__Supplied entries__:
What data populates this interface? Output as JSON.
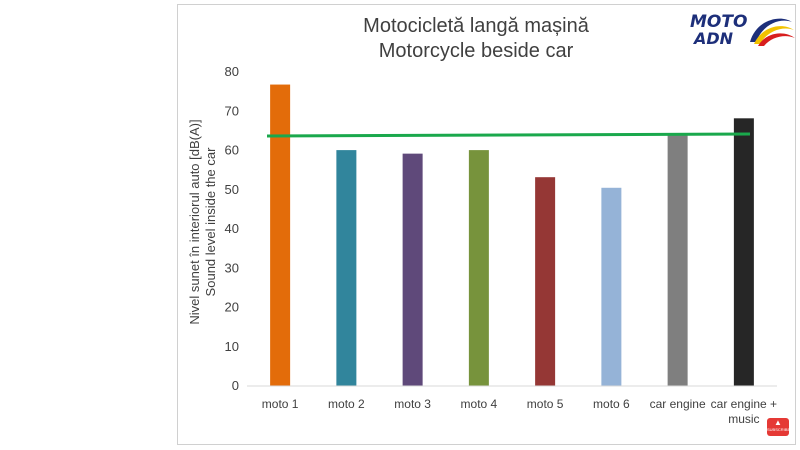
{
  "logo": {
    "line1": "MOTO",
    "line2": "ADN"
  },
  "subscribe": {
    "label": "SUBSCRIBE"
  },
  "chart_data": {
    "type": "bar",
    "title": [
      "Motocicletă langă  mașină",
      "Motorcycle beside car"
    ],
    "ylabel": [
      "Nivel sunet în interiorul auto [dB(A)]",
      "Sound level inside the car"
    ],
    "xlabel": "",
    "categories": [
      "moto 1",
      "moto 2",
      "moto 3",
      "moto 4",
      "moto 5",
      "moto 6",
      "car engine",
      "car engine + music"
    ],
    "values": [
      76.8,
      60.1,
      59.2,
      60.1,
      53.2,
      50.5,
      64.0,
      68.2
    ],
    "colors": [
      "#e36c0a",
      "#31859c",
      "#5f497a",
      "#77933c",
      "#953735",
      "#95b3d7",
      "#7f7f7f",
      "#262626"
    ],
    "ylim": [
      0,
      80
    ],
    "yticks": [
      0,
      10,
      20,
      30,
      40,
      50,
      60,
      70,
      80
    ],
    "reference_line": {
      "start": 63.7,
      "end": 64.2,
      "color": "#1aa84c"
    },
    "grid": false,
    "legend": "none"
  }
}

__The task__:
Every entry must be written out exactly, with all pictures left out.

__Reply__:
What data populates this interface? Output as JSON.
{
  "logo": {
    "line1": "MOTO",
    "line2": "ADN"
  },
  "subscribe": {
    "label": "SUBSCRIBE"
  },
  "chart_data": {
    "type": "bar",
    "title": [
      "Motocicletă langă  mașină",
      "Motorcycle beside car"
    ],
    "ylabel": [
      "Nivel sunet în interiorul auto [dB(A)]",
      "Sound level inside the car"
    ],
    "xlabel": "",
    "categories": [
      "moto 1",
      "moto 2",
      "moto 3",
      "moto 4",
      "moto 5",
      "moto 6",
      "car engine",
      "car engine + music"
    ],
    "values": [
      76.8,
      60.1,
      59.2,
      60.1,
      53.2,
      50.5,
      64.0,
      68.2
    ],
    "colors": [
      "#e36c0a",
      "#31859c",
      "#5f497a",
      "#77933c",
      "#953735",
      "#95b3d7",
      "#7f7f7f",
      "#262626"
    ],
    "ylim": [
      0,
      80
    ],
    "yticks": [
      0,
      10,
      20,
      30,
      40,
      50,
      60,
      70,
      80
    ],
    "reference_line": {
      "start": 63.7,
      "end": 64.2,
      "color": "#1aa84c"
    },
    "grid": false,
    "legend": "none"
  }
}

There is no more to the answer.